- **Dataset records**
[START]
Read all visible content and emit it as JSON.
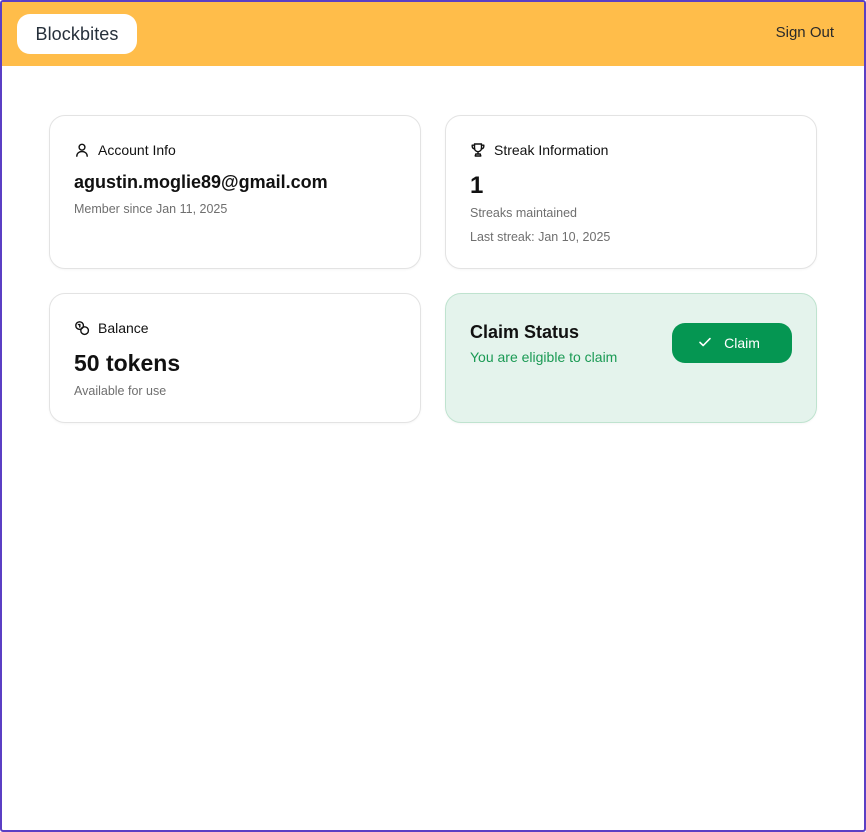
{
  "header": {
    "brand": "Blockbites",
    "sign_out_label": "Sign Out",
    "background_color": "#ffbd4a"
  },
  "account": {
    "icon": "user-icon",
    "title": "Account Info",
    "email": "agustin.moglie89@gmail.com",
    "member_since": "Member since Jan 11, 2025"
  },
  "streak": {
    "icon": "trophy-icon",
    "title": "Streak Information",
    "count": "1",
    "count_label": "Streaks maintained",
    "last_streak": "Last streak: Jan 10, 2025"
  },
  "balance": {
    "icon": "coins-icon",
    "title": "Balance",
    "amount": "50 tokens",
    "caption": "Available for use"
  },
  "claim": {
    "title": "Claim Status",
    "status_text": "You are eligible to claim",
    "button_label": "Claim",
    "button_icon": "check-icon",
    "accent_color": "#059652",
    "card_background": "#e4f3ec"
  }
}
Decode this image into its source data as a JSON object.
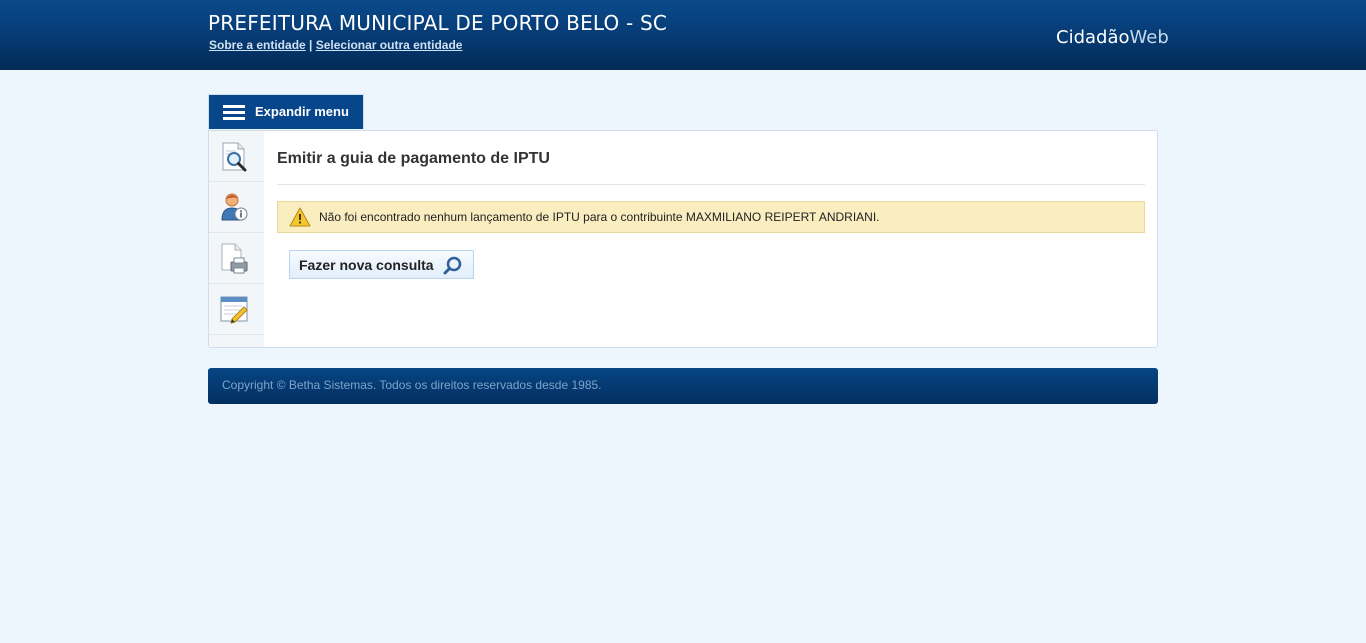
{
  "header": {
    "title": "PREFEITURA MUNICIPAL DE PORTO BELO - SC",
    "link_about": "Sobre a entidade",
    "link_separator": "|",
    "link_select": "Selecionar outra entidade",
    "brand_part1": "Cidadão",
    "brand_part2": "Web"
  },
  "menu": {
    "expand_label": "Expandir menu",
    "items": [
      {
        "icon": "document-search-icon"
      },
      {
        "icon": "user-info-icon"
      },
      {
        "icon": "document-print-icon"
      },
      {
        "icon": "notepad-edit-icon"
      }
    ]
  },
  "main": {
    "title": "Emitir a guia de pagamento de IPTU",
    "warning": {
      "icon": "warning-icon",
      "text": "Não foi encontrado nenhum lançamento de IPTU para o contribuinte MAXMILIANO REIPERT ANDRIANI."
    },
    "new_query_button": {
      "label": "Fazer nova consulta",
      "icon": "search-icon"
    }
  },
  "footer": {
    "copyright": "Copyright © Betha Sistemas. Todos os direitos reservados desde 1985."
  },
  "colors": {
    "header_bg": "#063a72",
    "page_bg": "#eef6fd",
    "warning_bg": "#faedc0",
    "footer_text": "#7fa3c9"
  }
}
[END]
- **Exercise description**
Copy all the entries word for word. Omit any pictures.

- **Response**
Read all visible content and emit it as JSON.
{
  "header": {
    "brand": "Blockbites",
    "sign_out_label": "Sign Out",
    "background_color": "#ffbd4a"
  },
  "account": {
    "icon": "user-icon",
    "title": "Account Info",
    "email": "agustin.moglie89@gmail.com",
    "member_since": "Member since Jan 11, 2025"
  },
  "streak": {
    "icon": "trophy-icon",
    "title": "Streak Information",
    "count": "1",
    "count_label": "Streaks maintained",
    "last_streak": "Last streak: Jan 10, 2025"
  },
  "balance": {
    "icon": "coins-icon",
    "title": "Balance",
    "amount": "50 tokens",
    "caption": "Available for use"
  },
  "claim": {
    "title": "Claim Status",
    "status_text": "You are eligible to claim",
    "button_label": "Claim",
    "button_icon": "check-icon",
    "accent_color": "#059652",
    "card_background": "#e4f3ec"
  }
}
Decode this image into its source data as a JSON object.
{
  "header": {
    "title": "PREFEITURA MUNICIPAL DE PORTO BELO - SC",
    "link_about": "Sobre a entidade",
    "link_separator": "|",
    "link_select": "Selecionar outra entidade",
    "brand_part1": "Cidadão",
    "brand_part2": "Web"
  },
  "menu": {
    "expand_label": "Expandir menu",
    "items": [
      {
        "icon": "document-search-icon"
      },
      {
        "icon": "user-info-icon"
      },
      {
        "icon": "document-print-icon"
      },
      {
        "icon": "notepad-edit-icon"
      }
    ]
  },
  "main": {
    "title": "Emitir a guia de pagamento de IPTU",
    "warning": {
      "icon": "warning-icon",
      "text": "Não foi encontrado nenhum lançamento de IPTU para o contribuinte MAXMILIANO REIPERT ANDRIANI."
    },
    "new_query_button": {
      "label": "Fazer nova consulta",
      "icon": "search-icon"
    }
  },
  "footer": {
    "copyright": "Copyright © Betha Sistemas. Todos os direitos reservados desde 1985."
  },
  "colors": {
    "header_bg": "#063a72",
    "page_bg": "#eef6fd",
    "warning_bg": "#faedc0",
    "footer_text": "#7fa3c9"
  }
}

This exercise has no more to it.